* [Exercise prompt]: Return each line containing "Bitcoin".

[Structured figure records]
##########
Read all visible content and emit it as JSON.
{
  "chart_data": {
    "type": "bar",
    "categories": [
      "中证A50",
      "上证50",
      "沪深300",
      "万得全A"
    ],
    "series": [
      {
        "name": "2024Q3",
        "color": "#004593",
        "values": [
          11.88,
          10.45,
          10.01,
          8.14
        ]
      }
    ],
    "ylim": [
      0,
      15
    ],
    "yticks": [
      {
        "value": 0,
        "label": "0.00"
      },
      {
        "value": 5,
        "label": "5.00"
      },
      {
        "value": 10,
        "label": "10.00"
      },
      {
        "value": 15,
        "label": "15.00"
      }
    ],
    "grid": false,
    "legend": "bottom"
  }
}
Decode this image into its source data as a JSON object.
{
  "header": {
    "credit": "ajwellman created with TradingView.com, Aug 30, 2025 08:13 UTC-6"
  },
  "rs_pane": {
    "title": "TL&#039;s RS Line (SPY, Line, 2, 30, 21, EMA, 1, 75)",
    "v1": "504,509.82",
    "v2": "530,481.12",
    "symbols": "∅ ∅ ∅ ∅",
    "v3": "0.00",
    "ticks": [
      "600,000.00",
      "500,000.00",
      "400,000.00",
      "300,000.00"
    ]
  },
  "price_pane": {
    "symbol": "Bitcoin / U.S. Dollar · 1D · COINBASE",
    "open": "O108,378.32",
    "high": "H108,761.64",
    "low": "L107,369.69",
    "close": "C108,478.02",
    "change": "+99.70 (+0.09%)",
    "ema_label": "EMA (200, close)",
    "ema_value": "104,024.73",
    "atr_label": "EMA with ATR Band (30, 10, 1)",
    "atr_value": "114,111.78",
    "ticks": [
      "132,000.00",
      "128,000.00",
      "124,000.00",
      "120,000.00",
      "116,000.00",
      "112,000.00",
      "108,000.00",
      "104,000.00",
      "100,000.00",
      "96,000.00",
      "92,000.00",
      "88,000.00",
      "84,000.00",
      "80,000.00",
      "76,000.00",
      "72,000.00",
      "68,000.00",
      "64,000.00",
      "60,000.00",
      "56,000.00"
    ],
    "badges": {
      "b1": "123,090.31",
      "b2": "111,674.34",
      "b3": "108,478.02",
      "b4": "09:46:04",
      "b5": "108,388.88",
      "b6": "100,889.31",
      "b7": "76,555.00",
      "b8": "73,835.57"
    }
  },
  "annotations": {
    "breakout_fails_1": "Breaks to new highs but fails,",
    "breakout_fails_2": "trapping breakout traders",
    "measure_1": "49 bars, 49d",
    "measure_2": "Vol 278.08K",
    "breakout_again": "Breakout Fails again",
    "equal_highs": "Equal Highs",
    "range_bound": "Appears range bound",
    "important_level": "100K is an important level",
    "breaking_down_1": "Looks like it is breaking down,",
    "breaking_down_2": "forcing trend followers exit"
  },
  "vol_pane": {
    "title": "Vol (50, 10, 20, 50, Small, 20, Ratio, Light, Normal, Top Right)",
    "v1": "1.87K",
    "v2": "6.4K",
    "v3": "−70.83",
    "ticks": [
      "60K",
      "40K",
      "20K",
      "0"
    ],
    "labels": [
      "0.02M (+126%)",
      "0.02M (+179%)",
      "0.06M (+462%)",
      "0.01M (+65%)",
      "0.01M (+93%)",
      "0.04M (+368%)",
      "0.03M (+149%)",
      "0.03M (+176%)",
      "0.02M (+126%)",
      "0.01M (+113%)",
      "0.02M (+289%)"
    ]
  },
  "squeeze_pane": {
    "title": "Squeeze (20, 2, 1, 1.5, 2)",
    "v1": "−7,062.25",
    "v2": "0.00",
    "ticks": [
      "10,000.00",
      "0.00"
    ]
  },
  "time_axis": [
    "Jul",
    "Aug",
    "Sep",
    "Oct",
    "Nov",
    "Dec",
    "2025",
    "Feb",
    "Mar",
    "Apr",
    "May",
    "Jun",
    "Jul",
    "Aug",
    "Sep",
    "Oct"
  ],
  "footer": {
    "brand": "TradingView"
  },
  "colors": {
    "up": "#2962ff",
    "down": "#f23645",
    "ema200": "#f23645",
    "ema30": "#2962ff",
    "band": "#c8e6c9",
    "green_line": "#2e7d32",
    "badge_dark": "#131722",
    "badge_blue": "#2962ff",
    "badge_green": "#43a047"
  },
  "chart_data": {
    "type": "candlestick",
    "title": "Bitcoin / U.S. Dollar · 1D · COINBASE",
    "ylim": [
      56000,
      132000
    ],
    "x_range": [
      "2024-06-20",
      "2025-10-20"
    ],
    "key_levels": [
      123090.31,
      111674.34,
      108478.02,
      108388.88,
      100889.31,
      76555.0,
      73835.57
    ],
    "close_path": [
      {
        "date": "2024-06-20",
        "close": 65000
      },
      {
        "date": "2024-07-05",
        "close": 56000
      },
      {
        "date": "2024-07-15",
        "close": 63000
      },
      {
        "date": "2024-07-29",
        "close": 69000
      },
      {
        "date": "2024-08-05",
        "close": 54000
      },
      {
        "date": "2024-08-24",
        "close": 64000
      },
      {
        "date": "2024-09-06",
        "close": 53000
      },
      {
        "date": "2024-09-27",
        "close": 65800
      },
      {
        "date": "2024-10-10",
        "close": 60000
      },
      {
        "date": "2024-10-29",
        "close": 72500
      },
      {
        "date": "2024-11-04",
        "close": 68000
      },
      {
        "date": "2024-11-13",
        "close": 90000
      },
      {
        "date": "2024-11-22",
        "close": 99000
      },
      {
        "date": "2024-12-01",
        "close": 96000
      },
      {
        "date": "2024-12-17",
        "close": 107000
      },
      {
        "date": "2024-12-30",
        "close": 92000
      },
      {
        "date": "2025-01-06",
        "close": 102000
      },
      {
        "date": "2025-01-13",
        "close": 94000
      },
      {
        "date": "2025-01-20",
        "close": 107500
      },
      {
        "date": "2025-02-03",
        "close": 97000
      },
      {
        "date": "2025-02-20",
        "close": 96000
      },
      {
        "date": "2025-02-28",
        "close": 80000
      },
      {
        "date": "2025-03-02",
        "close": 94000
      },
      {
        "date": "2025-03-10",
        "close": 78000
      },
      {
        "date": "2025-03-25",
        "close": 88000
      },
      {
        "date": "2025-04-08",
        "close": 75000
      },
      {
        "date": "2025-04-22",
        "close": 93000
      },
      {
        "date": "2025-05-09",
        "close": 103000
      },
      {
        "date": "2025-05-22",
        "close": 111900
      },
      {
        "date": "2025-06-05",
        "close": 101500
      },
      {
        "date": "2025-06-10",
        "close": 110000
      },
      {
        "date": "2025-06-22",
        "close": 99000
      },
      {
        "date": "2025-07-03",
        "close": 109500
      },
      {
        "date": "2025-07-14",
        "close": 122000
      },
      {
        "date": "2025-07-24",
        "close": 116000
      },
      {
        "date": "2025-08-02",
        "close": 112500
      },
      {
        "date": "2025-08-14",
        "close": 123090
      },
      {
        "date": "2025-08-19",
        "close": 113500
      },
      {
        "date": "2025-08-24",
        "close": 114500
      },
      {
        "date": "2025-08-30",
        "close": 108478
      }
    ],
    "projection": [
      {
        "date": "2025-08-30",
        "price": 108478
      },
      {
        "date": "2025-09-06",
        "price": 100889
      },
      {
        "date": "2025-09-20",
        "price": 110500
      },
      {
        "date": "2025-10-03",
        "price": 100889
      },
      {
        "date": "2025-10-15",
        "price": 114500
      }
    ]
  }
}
##########
* [Complete answer]:
    "symbol": "Bitcoin / U.S. Dollar · 1D · COINBASE",
    "title": "Bitcoin / U.S. Dollar · 1D · COINBASE",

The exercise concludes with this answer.